### Text excerpt
begin
Sir: For the past two months I have been in the UK researching the correctional system. I have visited many correctional facilities and have spent many hours speaking to correctional administrators. As a result of my research, I am convinced that the British correctional system is headed in the wrong direction.
Although I am proud to be an American, I am not proud of the US correctional system. Policies formulated at the whim of politicians, focused only on security and punishment - and not rehabilitation - have created the most unsuccessful correctional system in the world. The US incarcerates more of its citizens per capita than any other country and has the highest recidivism rate: there is very little correction occurring in the correctional system.
Even though the US provides clear examples of failed punitive correctional policies, there seems to be a desire in the UK to model these policies. Over the past decade, the US has attempted to build its way out of its correctional crisis while alleged tough-on-crime policies have filled every new available cell. Instead of allocating resources so that inmates will not recidivate, resources have been allocated to make sure there will be a cell for them when they return. I see the British correctional system moving in the same direction, because I have consistently heard over the past two months about the prison service cutting back programmes that will keep prisoners from coming back to prison, while allocating large amounts of money to security and new prisons.
end
### Given problem
Repeat word for word the passage of the letter on correctional policy that opens with the words containing "Even though the" and closes with "and new prisons.".

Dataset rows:
begin
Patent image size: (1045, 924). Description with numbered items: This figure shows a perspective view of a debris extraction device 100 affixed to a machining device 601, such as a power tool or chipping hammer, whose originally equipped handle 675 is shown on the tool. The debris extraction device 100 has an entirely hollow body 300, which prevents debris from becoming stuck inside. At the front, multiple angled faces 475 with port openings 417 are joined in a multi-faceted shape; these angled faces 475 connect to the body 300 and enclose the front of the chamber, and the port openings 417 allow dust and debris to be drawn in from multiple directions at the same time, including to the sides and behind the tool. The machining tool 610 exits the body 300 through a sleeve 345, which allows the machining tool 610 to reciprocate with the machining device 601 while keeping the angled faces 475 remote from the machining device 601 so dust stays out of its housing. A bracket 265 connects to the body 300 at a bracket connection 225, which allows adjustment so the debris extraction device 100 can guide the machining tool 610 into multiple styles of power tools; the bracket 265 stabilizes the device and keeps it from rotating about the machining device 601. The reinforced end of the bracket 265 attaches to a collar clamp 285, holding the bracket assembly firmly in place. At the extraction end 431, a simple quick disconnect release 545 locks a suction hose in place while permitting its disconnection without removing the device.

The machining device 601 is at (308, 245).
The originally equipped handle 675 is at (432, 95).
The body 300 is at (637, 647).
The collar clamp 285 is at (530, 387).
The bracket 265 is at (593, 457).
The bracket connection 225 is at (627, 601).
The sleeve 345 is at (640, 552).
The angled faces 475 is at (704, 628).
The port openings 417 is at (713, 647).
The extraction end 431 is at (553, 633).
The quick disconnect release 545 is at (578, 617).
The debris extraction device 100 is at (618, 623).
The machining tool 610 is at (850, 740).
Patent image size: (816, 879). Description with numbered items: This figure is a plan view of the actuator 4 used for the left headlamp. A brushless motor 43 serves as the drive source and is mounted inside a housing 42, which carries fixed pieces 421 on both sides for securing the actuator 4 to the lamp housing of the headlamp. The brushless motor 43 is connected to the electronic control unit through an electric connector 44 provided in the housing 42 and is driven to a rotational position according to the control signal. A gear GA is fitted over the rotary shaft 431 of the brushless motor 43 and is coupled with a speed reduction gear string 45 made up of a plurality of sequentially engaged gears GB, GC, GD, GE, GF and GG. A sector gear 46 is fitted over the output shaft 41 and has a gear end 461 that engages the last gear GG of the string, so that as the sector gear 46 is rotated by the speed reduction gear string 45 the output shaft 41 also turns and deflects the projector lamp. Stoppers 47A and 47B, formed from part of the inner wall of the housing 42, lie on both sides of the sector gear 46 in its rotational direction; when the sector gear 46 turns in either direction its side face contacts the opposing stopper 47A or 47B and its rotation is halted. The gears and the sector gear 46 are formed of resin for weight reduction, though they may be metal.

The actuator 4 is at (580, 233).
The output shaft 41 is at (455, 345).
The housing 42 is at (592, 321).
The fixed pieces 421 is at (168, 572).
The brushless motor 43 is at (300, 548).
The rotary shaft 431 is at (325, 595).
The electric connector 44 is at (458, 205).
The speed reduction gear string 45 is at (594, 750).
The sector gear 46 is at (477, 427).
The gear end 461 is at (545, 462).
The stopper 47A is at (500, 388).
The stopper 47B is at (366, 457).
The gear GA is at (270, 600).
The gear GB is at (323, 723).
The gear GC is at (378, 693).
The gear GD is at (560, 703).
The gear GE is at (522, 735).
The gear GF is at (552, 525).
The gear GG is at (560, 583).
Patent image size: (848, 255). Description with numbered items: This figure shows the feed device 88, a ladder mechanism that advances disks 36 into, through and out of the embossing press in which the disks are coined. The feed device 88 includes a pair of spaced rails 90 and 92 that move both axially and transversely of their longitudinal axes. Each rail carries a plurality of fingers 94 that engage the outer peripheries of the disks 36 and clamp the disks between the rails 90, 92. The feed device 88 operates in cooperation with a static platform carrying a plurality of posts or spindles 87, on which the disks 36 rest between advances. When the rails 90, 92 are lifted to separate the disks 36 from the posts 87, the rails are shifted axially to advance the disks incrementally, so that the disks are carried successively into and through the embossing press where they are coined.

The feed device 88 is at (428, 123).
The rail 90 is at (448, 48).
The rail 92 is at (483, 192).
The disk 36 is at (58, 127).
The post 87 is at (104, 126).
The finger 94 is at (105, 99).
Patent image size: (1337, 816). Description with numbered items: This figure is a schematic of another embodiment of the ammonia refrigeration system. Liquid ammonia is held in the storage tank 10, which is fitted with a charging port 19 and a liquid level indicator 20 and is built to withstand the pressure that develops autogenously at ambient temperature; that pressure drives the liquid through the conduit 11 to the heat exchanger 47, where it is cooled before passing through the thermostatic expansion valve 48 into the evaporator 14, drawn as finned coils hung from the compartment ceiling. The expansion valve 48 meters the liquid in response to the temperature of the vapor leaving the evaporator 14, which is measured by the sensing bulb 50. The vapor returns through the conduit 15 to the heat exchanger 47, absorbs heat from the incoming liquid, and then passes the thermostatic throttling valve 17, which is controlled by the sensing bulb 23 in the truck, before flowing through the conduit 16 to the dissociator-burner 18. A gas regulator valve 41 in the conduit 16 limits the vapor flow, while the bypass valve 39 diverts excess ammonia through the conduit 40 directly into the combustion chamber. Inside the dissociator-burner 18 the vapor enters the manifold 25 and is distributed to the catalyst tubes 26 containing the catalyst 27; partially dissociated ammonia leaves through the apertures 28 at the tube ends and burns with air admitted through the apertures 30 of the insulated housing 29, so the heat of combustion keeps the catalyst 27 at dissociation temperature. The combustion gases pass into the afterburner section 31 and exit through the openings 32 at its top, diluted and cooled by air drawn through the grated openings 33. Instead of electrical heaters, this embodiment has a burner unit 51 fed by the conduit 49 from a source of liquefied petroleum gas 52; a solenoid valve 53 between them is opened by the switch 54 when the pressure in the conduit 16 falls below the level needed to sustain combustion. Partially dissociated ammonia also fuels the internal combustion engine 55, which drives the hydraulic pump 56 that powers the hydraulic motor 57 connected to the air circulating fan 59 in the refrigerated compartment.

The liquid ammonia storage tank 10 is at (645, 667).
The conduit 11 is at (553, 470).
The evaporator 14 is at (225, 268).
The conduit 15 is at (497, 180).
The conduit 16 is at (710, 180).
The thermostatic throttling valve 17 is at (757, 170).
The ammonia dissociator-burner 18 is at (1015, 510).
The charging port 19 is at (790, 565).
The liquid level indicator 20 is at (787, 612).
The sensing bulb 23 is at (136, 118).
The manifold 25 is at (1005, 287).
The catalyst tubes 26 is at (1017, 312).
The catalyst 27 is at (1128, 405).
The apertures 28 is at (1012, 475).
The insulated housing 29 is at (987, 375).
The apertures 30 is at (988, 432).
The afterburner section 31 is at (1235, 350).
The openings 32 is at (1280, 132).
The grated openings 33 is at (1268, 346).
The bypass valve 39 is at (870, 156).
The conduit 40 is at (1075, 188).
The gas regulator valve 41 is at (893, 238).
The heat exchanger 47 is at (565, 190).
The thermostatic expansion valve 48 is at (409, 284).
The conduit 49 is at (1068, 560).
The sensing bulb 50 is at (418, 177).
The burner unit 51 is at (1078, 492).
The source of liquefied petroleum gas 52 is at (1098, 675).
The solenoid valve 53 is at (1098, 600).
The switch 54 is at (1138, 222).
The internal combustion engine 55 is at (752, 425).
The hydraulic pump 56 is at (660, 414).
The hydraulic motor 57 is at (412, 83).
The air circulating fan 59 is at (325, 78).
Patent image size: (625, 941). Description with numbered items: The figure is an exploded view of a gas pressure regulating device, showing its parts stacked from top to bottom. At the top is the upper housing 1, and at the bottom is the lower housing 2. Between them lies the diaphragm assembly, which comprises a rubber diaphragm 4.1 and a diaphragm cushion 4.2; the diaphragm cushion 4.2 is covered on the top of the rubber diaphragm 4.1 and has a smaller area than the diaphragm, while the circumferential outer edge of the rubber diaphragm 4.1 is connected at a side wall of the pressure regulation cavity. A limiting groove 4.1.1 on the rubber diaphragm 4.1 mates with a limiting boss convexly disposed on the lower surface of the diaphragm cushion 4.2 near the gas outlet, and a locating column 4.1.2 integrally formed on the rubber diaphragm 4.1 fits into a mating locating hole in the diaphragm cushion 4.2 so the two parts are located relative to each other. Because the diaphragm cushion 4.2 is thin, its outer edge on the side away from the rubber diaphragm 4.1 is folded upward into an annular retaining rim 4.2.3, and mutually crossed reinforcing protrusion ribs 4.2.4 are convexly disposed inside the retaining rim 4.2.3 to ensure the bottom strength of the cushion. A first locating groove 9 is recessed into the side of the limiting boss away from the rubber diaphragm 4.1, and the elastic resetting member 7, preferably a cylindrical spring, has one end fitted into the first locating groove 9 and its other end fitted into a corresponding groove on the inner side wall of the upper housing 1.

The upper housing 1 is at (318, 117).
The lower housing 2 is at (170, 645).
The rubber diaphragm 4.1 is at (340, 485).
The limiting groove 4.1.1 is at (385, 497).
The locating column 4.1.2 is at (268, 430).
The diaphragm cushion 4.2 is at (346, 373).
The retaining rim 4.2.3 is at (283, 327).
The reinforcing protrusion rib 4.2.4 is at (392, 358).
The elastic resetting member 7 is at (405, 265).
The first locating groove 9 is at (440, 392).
end
### Final result
Even though the US provides clear examples of failed punitive correctional policies, there seems to be a desire in the UK to model these policies. Over the past decade, the US has attempted to build its way out of its correctional crisis while alleged tough-on-crime policies have filled every new available cell. Instead of allocating resources so that inmates will not recidivate, resources have been allocated to make sure there will be a cell for them when they return. I see the British correctional system moving in the same direction, because I have consistently heard over the past two months about the prison service cutting back programmes that will keep prisoners from coming back to prison, while allocating large amounts of money to security and new prisons.